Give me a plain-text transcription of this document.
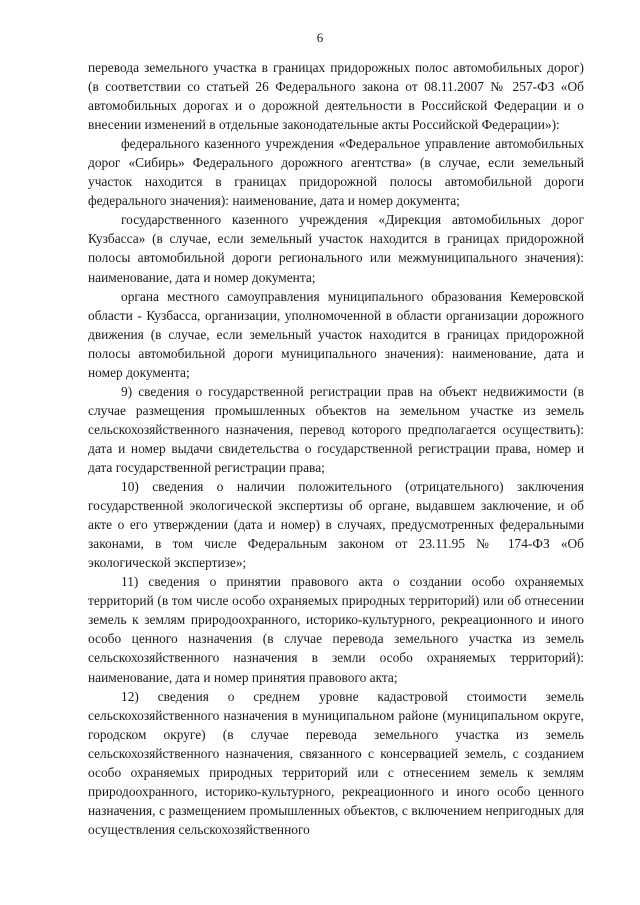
6

перевода земельного участка в границах придорожных полос автомобильных дорог) (в соответствии со статьей 26 Федерального закона от 08.11.2007 № 257-ФЗ «Об автомобильных дорогах и о дорожной деятельности в Российской Федерации и о внесении изменений в отдельные законодательные акты Российской Федерации»):

федерального казенного учреждения «Федеральное управление автомобильных дорог «Сибирь» Федерального дорожного агентства» (в случае, если земельный участок находится в границах придорожной полосы автомобильной дороги федерального значения): наименование, дата и номер документа;

государственного казенного учреждения «Дирекция автомобильных дорог Кузбасса» (в случае, если земельный участок находится в границах придорожной полосы автомобильной дороги регионального или межмуниципального значения): наименование, дата и номер документа;

органа местного самоуправления муниципального образования Кемеровской области - Кузбасса, организации, уполномоченной в области организации дорожного движения (в случае, если земельный участок находится в границах придорожной полосы автомобильной дороги муниципального значения): наименование, дата и номер документа;

9) сведения о государственной регистрации прав на объект недвижимости (в случае размещения промышленных объектов на земельном участке из земель сельскохозяйственного назначения, перевод которого предполагается осуществить): дата и номер выдачи свидетельства о государственной регистрации права, номер и дата государственной регистрации права;

10) сведения о наличии положительного (отрицательного) заключения государственной экологической экспертизы об органе, выдавшем заключение, и об акте о его утверждении (дата и номер) в случаях, предусмотренных федеральными законами, в том числе Федеральным законом от 23.11.95 № 174-ФЗ «Об экологической экспертизе»;

11) сведения о принятии правового акта о создании особо охраняемых территорий (в том числе особо охраняемых природных территорий) или об отнесении земель к землям природоохранного, историко-культурного, рекреационного и иного особо ценного назначения (в случае перевода земельного участка из земель сельскохозяйственного назначения в земли особо охраняемых территорий): наименование, дата и номер принятия правового акта;

12) сведения о среднем уровне кадастровой стоимости земель сельскохозяйственного назначения в муниципальном районе (муниципальном округе, городском округе) (в случае перевода земельного участка из земель сельскохозяйственного назначения, связанного с консервацией земель, с созданием особо охраняемых природных территорий или с отнесением земель к землям природоохранного, историко-культурного, рекреационного и иного особо ценного назначения, с размещением промышленных объектов, с включением непригодных для осуществления сельскохозяйственного
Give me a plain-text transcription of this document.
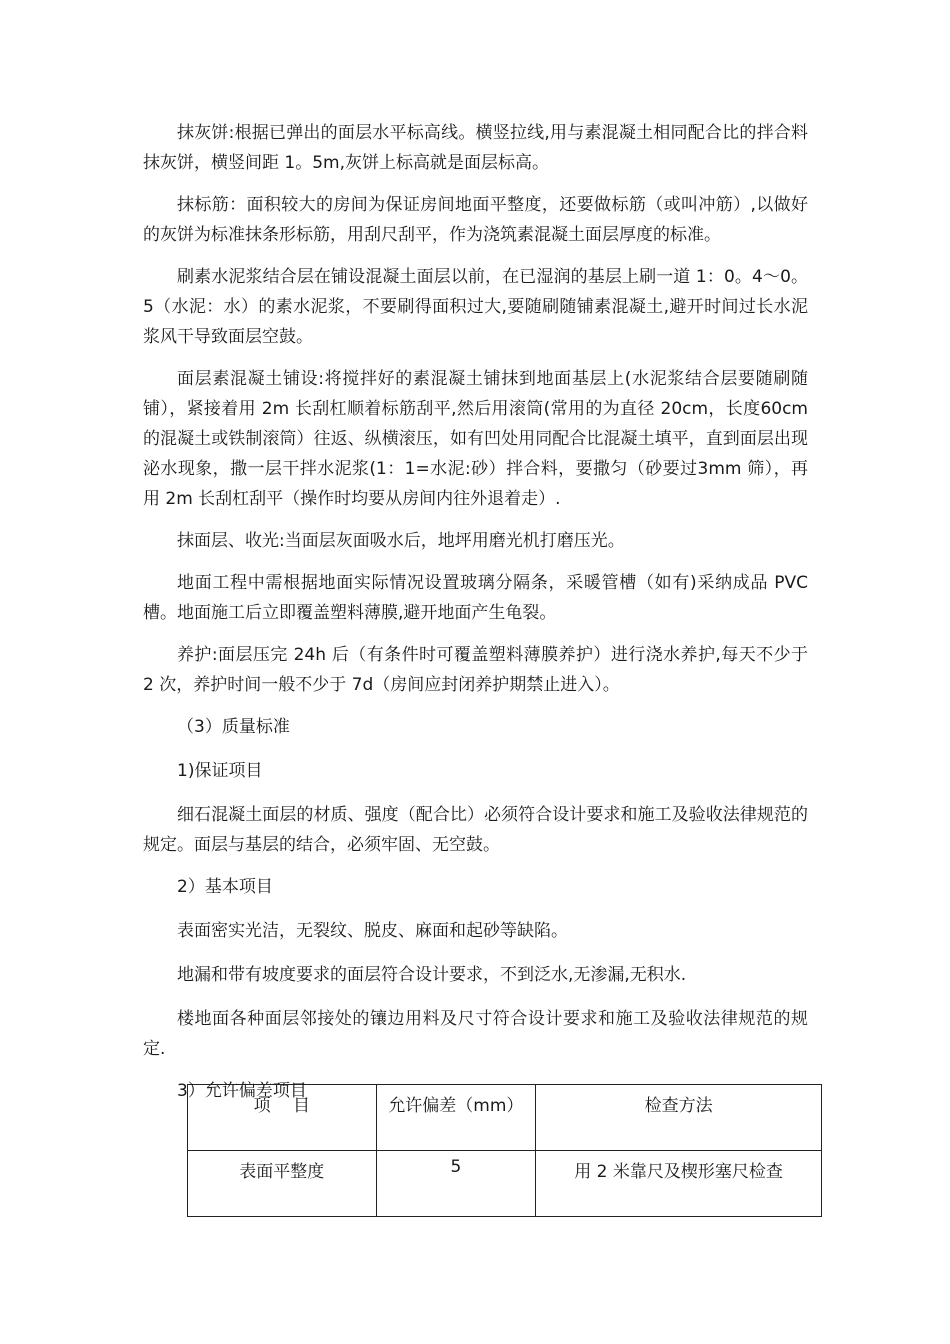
抹灰饼:根据已弹出的面层水平标高线。横竖拉线,用与素混凝土相同配合比的拌合料抹灰饼，横竖间距 1。5m,灰饼上标高就是面层标高。

抹标筋：面积较大的房间为保证房间地面平整度，还要做标筋（或叫冲筋）,以做好的灰饼为标准抹条形标筋，用刮尺刮平，作为浇筑素混凝土面层厚度的标准。

刷素水泥浆结合层在铺设混凝土面层以前，在已湿润的基层上刷一道 1：0。4～0。5（水泥：水）的素水泥浆，不要刷得面积过大,要随刷随铺素混凝土,避开时间过长水泥浆风干导致面层空鼓。

面层素混凝土铺设:将搅拌好的素混凝土铺抹到地面基层上(水泥浆结合层要随刷随铺），紧接着用 2m 长刮杠顺着标筋刮平,然后用滚筒(常用的为直径 20cm，长度60cm 的混凝土或铁制滚筒）往返、纵横滚压，如有凹处用同配合比混凝土填平，直到面层出现泌水现象，撒一层干拌水泥浆(1：1=水泥:砂）拌合料，要撒匀（砂要过3mm 筛），再用 2m 长刮杠刮平（操作时均要从房间内往外退着走）.

抹面层、收光:当面层灰面吸水后，地坪用磨光机打磨压光。

地面工程中需根据地面实际情况设置玻璃分隔条，采暖管槽（如有)采纳成品 PVC 槽。地面施工后立即覆盖塑料薄膜,避开地面产生龟裂。

养护:面层压完 24h 后（有条件时可覆盖塑料薄膜养护）进行浇水养护,每天不少于 2 次，养护时间一般不少于 7d（房间应封闭养护期禁止进入）。

（3）质量标准

1)保证项目

细石混凝土面层的材质、强度（配合比）必须符合设计要求和施工及验收法律规范的规定。面层与基层的结合，必须牢固、无空鼓。

2）基本项目

表面密实光洁，无裂纹、脱皮、麻面和起砂等缺陷。

地漏和带有坡度要求的面层符合设计要求，不到泛水,无渗漏,无积水.

楼地面各种面层邻接处的镶边用料及尺寸符合设计要求和施工及验收法律规范的规定.

3）允许偏差项目

项　 目	允许偏差（mm）	检查方法
表面平整度	5	用 2 米靠尺及楔形塞尺检查
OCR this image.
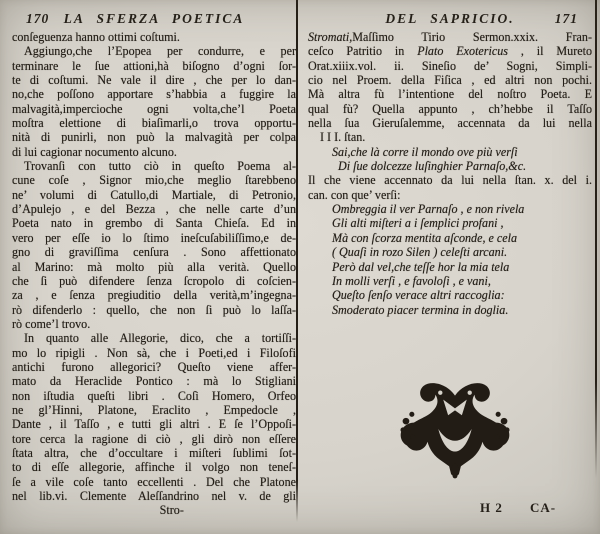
170 LA SFERZA POETICA
conſeguenza hanno ottimi coſtumi.
Aggiungo,che l’Epopea per condurre, e per
terminare le ſue attioni,hà biſogno d’ogni ſor-
te di coſtumi. Ne vale il dire , che per lo dan-
no,che poſſono apportare s’habbia a fuggire la
malvagità,impercioche ogni volta,che’l Poeta
moſtra elettione di biaſimarli,o trova opportu-
nità di punirli, non può la malvagità per colpa
di lui cagionar nocumento alcuno.
Trovanſi con tutto ciò in queſto Poema al-
cune coſe , Signor mio,che meglio ſtarebbeno
ne’ volumi di Catullo,di Martiale, di Petronio,
d’Apulejo , e del Bezza , che nelle carte d’un
Poeta nato in grembo di Santa Chieſa. Ed in
vero per eſſe io lo ſtimo ineſcuſabiliſſimo,e de-
gno di graviſſima cenſura . Sono affettionato
al Marino: mà molto più alla verità. Quello
che ſi può difendere ſenza ſcropolo di coſcien-
za , e ſenza pregiuditio della verità,m’ingegna-
rò difenderlo : quello, che non ſi può lo laſſa-
rò come’l trovo.
In quanto alle Allegorie, dico, che a tortiſſi-
mo lo ripigli . Non sà, che i Poeti,ed i Filoſofi
antichi furono allegorici? Queſto viene affer-
mato da Heraclide Pontico : mà lo Stigliani
non iſtudia queſti libri . Coſì Homero, Orfeo
ne gl’Hinni, Platone, Eraclito , Empedocle ,
Dante , il Taſſo , e tutti gli altri . E ſe l’Oppoſi-
tore cerca la ragione di ciò , gli dirò non eſſere
ſtata altra, che d’occultare i miſteri ſublimi ſot-
to di eſſe allegorie, affinche il volgo non teneſ-
ſe a vile coſe tanto eccellenti . Del che Platone
nel lib.vi. Clemente Aleſſandrino nel v. de gli
Stro-
DEL SAPRICIO.	171
Stromati,Maſſimo Tirio Sermon.xxix. Fran-
ceſco Patritio in Plato Exotericus , il Mureto
Orat.xiiix.vol. ii. Sineſio de’ Sogni, Simpli-
cio nel Proem. della Fiſica , ed altri non pochi.
Mà altra fù l’intentione del noſtro Poeta. E
qual fù? Quella appunto , ch’hebbe il Taſſo
nella ſua Gieruſalemme, accennata da lui nella
I I I. ſtan.
Sai,che là corre il mondo ove più verſi
Di ſue dolcezze luſinghier Parnaſo,&c.
Il che viene accennato da lui nella ſtan. x. del i.
can. con que’ verſi:
Ombreggia il ver Parnaſo , e non rivela
Gli alti miſteri a i ſemplici profani ,
Mà con ſcorza mentita aſconde, e cela
( Quaſi in rozo Silen ) celeſti arcani.
Però dal vel,che teſſe hor la mia tela
In molli verſi , e favoloſi , e vani,
Queſto ſenſo verace altri raccoglia:
Smoderato piacer termina in doglia.
H 2 CA-
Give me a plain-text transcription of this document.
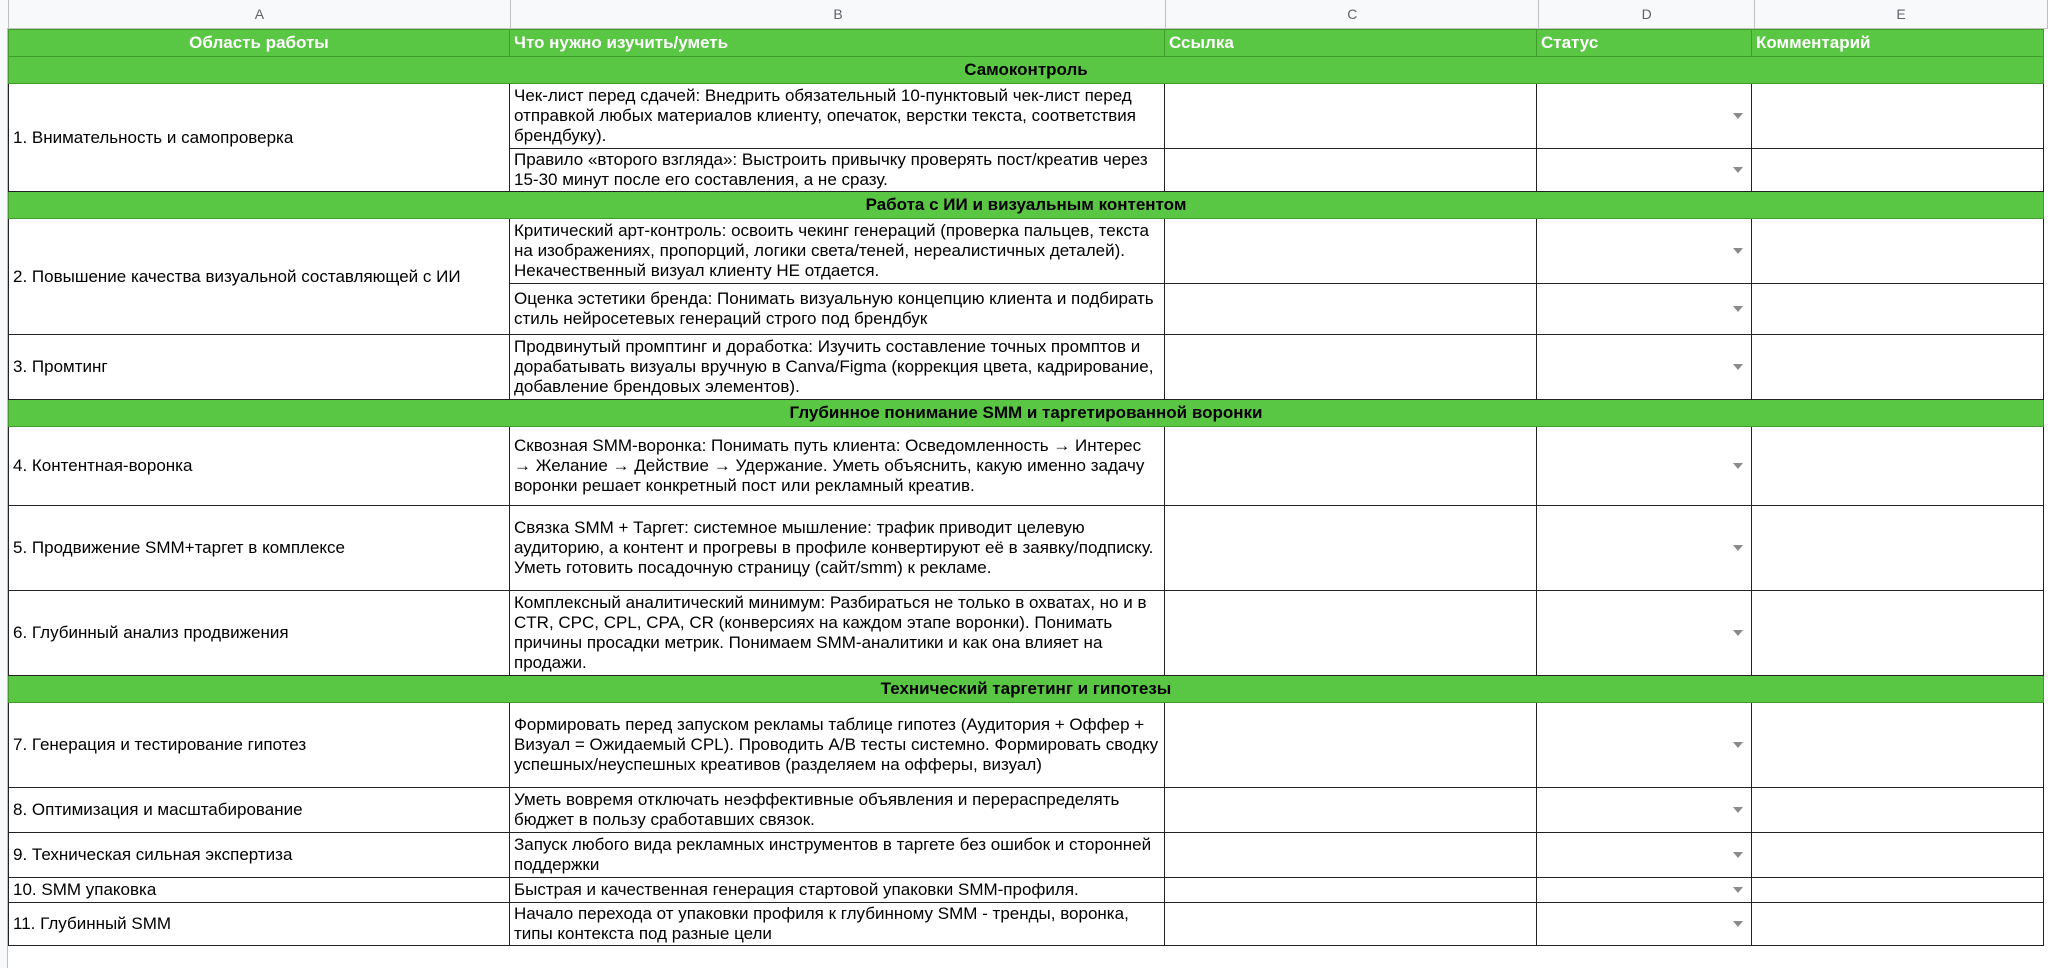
A	B	C	D	E
Область работы	Что нужно изучить/уметь	Ссылка	Статус	Комментарий
Самоконтроль				
1. Внимательность и самопроверка	Чек-лист перед сдачей: Внедрить обязательный 10-пунктовый чек-лист перед отправкой любых материалов клиенту, опечаток, верстки текста, соответствия брендбуку).		

	Правило «второго взгляда»: Выстроить привычку проверять пост/креатив через 15-30 минут после его составления, а не сразу.		

Работа с ИИ и визуальным контентом				
2. Повышение качества визуальной составляющей с ИИ	Критический арт-контроль: освоить чекинг генераций (проверка пальцев, текста на изображениях, пропорций, логики света/теней, нереалистичных деталей). Некачественный визуал клиенту НЕ отдается.		

	Оценка эстетики бренда: Понимать визуальную концепцию клиента и подбирать стиль нейросетевых генераций строго под брендбук		

3. Промтинг	Продвинутый промптинг и доработка: Изучить составление точных промптов и дорабатывать визуалы вручную в Canva/Figma (коррекция цвета, кадрирование, добавление брендовых элементов).		

Глубинное понимание SMM и таргетированной воронки				
4. Контентная-воронка	Сквозная SMM-воронка: Понимать путь клиента: Осведомленность → Интерес → Желание → Действие → Удержание. Уметь объяснить, какую именно задачу воронки решает конкретный пост или рекламный креатив.		

5. Продвижение SMM+таргет в комплексе	Связка SMM + Таргет: системное мышление: трафик приводит целевую аудиторию, а контент и прогревы в профиле конвертируют её в заявку/подписку. Уметь готовить посадочную страницу (сайт/smm) к рекламе.		

6. Глубинный анализ продвижения	Комплексный аналитический минимум: Разбираться не только в охватах, но и в CTR, CPC, CPL, CPA, CR (конверсиях на каждом этапе воронки). Понимать причины просадки метрик. Понимаем SMM-аналитики и как она влияет на продажи.		

Технический таргетинг и гипотезы				
7. Генерация и тестирование гипотез	Формировать перед запуском рекламы таблице гипотез (Аудитория + Оффер + Визуал = Ожидаемый CPL). Проводить A/B тесты системно. Формировать сводку успешных/неуспешных креативов (разделяем на офферы, визуал)		

8. Оптимизация и масштабирование	Уметь вовремя отключать неэффективные объявления и перераспределять бюджет в пользу сработавших связок.		

9. Техническая сильная экспертиза	Запуск любого вида рекламных инструментов в таргете без ошибок и сторонней поддержки		

10. SMM упаковка	Быстрая и качественная генерация стартовой упаковки SMM-профиля.		

11. Глубинный SMM	Начало перехода от упаковки профиля к глубинному SMM - тренды, воронка, типы контекста под разные цели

════════════════

● What you will do:
Give the count of lines in the records that contain "пост", and no other text.

● Solution for this exercise:
2